··· Record set

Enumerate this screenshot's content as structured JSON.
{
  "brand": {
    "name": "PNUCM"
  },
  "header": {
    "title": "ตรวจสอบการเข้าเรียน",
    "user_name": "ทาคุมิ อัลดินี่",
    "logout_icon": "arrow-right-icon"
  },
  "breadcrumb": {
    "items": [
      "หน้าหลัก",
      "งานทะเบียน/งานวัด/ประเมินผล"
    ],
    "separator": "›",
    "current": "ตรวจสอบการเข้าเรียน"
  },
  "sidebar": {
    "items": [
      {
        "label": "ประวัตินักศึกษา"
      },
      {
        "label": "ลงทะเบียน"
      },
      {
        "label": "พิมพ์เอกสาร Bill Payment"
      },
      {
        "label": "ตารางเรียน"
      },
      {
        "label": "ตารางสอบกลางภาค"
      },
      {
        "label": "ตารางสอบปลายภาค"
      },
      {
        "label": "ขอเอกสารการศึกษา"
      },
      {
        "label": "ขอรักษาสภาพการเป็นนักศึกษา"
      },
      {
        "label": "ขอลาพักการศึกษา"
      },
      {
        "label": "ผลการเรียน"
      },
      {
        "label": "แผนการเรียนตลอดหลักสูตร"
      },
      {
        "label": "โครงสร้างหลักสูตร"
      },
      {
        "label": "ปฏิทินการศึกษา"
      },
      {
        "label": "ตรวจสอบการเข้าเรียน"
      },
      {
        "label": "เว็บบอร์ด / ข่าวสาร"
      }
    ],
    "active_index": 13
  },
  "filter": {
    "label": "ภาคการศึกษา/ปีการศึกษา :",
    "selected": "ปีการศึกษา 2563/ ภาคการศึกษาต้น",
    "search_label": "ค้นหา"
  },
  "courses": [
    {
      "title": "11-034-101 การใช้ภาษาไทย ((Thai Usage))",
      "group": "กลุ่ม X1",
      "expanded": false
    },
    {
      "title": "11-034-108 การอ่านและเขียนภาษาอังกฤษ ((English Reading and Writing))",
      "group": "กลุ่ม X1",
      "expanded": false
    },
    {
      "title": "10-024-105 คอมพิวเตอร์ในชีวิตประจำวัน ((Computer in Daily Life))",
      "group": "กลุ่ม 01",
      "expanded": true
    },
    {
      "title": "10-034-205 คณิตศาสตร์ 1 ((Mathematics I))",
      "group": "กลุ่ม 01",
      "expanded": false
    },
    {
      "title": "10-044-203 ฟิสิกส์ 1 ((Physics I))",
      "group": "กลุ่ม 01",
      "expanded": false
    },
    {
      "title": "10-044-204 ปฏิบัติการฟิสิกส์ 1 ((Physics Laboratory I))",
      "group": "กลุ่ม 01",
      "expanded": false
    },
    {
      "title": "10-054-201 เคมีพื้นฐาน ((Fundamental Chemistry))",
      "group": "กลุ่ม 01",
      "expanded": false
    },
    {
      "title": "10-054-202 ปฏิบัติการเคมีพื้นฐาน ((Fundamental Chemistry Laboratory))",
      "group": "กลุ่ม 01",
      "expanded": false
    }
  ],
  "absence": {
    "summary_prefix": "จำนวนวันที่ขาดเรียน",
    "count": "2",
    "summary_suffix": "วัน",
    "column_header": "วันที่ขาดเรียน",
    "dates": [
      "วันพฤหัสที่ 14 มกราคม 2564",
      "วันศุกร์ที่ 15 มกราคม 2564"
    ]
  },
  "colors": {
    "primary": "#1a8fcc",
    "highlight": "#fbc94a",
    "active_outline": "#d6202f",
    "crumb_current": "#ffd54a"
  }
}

······

## Set problem
Return every line from the records above that holds the word "ภาคการศ".

## Finished answer
    "label": "ภาคการศึกษา/ปีการศึกษา :",
    "selected": "ปีการศึกษา 2563/ ภาคการศึกษาต้น",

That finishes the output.